Track down every line below that holds "alól" and copy it.
»»
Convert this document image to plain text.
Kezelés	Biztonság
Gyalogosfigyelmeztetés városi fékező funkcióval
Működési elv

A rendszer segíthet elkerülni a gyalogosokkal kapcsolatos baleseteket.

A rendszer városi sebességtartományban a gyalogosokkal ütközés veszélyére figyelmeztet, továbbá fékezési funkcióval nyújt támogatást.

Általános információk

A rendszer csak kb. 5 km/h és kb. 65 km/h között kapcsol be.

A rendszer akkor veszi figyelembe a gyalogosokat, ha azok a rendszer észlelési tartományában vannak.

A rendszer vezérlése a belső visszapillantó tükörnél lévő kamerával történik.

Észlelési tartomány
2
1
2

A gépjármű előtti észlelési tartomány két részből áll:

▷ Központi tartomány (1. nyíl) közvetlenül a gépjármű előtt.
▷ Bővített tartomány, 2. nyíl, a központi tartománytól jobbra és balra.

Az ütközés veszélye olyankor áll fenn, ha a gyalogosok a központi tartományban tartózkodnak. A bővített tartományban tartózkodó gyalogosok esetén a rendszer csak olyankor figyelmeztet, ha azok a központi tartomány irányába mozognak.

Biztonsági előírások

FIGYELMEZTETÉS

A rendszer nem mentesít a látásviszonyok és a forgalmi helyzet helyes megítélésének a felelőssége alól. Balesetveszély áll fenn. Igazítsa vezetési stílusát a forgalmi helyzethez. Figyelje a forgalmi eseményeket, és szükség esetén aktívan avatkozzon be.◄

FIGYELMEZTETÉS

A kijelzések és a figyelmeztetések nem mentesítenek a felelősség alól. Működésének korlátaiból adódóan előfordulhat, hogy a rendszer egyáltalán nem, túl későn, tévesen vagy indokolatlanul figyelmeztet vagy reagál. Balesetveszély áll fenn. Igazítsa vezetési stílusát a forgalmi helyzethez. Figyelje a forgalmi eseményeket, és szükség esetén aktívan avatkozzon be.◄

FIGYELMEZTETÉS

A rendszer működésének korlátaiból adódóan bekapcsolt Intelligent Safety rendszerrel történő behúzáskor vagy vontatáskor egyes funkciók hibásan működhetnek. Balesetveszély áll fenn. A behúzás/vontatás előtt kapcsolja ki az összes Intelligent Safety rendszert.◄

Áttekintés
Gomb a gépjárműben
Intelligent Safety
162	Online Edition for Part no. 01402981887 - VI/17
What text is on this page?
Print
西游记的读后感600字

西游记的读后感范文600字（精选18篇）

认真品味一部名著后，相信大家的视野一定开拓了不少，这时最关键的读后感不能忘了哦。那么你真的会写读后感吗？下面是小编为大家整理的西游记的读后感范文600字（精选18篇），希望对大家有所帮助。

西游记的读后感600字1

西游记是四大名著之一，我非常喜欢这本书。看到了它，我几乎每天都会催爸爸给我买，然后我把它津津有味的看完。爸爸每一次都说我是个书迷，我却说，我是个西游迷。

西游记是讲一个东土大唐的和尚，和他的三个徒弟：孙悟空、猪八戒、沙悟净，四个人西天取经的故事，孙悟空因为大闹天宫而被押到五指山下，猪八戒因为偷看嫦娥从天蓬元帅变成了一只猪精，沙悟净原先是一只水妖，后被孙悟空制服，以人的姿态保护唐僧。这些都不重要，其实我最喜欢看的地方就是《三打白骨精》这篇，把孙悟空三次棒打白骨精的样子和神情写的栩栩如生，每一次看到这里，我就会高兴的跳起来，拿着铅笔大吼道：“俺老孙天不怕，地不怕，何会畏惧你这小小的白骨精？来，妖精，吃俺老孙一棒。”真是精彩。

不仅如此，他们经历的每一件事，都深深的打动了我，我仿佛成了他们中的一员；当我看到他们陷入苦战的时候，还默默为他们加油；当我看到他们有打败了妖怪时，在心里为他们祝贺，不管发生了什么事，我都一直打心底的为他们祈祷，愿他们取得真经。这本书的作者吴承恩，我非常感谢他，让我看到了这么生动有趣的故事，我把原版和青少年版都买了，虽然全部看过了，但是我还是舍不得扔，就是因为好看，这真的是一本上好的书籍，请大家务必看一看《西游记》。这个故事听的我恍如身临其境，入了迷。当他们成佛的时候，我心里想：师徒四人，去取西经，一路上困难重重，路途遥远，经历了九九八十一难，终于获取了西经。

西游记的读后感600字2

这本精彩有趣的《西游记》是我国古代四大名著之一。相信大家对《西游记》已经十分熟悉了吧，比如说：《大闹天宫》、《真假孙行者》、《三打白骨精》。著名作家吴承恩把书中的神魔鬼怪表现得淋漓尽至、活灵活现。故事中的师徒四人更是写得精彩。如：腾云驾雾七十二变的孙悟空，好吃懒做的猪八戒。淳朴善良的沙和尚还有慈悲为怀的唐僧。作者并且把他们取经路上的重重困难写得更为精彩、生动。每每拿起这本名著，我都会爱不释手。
««
-- Task solution --
A rendszer nem mentesít a látásviszonyok és a forgalmi helyzet helyes megítélésének a felelőssége alól. Balesetveszély áll fenn. Igazítsa vezetési stílusát a forgalmi helyzethez. Figyelje a forgalmi eseményeket, és szükség esetén aktívan avatkozzon be.◄
A kijelzések és a figyelmeztetések nem mentesítenek a felelősség alól. Működésének korlátaiból adódóan előfordulhat, hogy a rendszer egyáltalán nem, túl későn, tévesen vagy indokolatlanul figyelmeztet vagy reagál. Balesetveszély áll fenn. Igazítsa vezetési stílusát a forgalmi helyzethez. Figyelje a forgalmi eseményeket, és szükség esetén aktívan avatkozzon be.◄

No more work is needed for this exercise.